Recorded data:
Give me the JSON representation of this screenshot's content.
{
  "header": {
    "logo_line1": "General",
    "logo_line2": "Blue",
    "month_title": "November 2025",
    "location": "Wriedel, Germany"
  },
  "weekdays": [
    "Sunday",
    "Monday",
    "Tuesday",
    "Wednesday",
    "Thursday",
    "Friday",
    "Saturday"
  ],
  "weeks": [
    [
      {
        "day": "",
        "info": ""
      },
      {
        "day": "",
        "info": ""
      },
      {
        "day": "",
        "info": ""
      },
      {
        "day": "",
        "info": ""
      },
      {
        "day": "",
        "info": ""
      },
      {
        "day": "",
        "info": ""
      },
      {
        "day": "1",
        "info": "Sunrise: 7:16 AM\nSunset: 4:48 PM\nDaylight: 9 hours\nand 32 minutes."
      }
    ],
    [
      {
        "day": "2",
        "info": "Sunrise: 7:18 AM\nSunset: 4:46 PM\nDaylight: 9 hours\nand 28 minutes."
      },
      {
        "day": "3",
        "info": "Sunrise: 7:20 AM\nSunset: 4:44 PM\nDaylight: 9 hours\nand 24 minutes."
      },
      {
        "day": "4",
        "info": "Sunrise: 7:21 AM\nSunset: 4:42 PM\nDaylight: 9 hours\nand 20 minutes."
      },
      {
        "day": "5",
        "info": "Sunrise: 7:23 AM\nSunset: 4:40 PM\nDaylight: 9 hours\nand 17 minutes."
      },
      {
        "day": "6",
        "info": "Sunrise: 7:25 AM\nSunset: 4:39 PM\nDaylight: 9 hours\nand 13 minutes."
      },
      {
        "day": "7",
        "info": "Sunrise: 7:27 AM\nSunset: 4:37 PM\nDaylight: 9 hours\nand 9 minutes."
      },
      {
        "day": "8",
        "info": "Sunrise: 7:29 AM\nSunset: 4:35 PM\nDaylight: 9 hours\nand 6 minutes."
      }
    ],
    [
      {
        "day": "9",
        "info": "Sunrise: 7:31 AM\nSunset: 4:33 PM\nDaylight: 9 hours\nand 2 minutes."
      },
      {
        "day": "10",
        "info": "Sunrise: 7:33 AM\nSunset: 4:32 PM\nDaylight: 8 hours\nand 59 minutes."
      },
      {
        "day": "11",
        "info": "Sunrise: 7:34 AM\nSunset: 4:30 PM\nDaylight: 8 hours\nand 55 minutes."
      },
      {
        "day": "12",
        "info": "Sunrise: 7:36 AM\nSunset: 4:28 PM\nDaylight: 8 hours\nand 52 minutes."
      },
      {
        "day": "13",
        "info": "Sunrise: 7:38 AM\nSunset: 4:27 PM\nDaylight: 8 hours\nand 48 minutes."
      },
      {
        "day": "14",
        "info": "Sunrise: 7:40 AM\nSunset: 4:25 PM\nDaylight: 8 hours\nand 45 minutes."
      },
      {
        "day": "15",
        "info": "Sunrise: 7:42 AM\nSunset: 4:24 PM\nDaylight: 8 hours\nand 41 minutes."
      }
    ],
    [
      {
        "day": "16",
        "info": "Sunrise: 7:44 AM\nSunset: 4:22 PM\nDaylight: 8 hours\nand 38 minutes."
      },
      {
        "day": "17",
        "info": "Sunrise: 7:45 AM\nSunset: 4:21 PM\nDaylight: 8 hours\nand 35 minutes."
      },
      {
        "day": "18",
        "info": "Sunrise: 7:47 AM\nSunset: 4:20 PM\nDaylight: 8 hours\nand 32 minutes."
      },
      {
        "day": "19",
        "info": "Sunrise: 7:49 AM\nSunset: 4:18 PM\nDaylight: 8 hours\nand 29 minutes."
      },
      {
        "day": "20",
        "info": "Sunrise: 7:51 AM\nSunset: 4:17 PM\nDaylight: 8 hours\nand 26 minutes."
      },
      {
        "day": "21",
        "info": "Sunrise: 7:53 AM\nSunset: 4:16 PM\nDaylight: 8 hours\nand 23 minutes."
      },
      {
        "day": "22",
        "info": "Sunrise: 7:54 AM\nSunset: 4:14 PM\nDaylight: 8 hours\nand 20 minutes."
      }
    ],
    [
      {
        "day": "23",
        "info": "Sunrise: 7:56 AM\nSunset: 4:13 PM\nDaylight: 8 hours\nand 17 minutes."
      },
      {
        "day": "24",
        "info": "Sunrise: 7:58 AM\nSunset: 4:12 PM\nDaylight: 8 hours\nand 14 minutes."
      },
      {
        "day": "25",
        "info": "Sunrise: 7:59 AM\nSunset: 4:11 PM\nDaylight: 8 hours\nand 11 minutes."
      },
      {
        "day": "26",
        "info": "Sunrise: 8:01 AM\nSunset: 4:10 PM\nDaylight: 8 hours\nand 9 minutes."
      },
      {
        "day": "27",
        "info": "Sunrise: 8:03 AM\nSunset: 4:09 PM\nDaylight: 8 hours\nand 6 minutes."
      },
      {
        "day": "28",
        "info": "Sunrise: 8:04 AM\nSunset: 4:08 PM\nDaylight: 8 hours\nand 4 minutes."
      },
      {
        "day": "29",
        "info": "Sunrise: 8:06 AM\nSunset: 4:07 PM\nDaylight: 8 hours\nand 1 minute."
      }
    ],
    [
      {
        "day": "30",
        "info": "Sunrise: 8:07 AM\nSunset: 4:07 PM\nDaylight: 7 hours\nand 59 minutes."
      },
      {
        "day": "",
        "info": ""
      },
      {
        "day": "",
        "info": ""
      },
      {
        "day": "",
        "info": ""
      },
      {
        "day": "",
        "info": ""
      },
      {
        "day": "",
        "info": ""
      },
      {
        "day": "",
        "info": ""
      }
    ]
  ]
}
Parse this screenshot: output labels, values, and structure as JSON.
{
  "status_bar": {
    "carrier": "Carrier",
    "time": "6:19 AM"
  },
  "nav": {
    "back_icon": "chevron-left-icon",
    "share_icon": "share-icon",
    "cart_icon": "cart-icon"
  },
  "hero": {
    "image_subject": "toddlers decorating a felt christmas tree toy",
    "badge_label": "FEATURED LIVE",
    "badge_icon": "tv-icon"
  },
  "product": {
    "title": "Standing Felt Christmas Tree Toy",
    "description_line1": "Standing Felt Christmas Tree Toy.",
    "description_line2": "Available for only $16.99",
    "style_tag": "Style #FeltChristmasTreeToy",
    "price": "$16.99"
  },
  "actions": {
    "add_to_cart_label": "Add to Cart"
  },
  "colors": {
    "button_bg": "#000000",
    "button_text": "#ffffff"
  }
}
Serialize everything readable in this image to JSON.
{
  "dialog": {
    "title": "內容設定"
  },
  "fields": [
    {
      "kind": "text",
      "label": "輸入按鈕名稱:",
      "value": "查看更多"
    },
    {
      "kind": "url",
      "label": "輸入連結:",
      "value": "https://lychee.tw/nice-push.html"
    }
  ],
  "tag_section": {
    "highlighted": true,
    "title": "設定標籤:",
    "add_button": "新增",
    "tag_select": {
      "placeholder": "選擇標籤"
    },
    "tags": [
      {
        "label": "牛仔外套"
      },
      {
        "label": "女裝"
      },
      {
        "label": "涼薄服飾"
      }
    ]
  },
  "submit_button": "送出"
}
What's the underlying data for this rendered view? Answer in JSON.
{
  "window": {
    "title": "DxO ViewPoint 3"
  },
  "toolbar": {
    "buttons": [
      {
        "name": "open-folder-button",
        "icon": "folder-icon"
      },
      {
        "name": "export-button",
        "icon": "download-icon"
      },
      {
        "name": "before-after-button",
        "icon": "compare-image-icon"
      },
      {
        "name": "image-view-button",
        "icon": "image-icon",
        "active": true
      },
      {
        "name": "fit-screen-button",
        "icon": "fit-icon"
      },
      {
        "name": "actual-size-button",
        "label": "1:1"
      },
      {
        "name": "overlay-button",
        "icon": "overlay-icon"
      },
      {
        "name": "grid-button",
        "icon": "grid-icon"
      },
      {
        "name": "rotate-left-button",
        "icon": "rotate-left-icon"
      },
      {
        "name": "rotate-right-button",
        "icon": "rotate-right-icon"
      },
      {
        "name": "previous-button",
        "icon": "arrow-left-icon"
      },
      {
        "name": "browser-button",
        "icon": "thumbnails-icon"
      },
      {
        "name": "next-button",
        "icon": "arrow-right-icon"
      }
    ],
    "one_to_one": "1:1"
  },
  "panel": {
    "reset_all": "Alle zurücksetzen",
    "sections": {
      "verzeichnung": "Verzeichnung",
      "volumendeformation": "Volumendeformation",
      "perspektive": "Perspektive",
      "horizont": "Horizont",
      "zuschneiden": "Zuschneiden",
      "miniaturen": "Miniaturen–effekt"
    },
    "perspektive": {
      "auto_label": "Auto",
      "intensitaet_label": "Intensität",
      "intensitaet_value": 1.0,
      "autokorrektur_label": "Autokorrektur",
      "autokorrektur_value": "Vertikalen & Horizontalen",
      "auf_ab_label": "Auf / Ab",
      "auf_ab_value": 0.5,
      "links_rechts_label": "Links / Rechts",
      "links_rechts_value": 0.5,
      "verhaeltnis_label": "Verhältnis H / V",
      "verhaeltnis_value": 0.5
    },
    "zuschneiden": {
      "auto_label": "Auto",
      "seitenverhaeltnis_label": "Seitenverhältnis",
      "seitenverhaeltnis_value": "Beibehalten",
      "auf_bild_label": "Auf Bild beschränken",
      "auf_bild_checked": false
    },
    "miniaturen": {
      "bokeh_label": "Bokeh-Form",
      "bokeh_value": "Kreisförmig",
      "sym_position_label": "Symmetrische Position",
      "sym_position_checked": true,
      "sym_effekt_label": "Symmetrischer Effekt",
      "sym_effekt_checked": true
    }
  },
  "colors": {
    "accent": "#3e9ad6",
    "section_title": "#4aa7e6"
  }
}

## What the task requires
Look through the data and show every line containing "folder".

## Solved problem
        "name": "open-folder-button",
        "icon": "folder-icon"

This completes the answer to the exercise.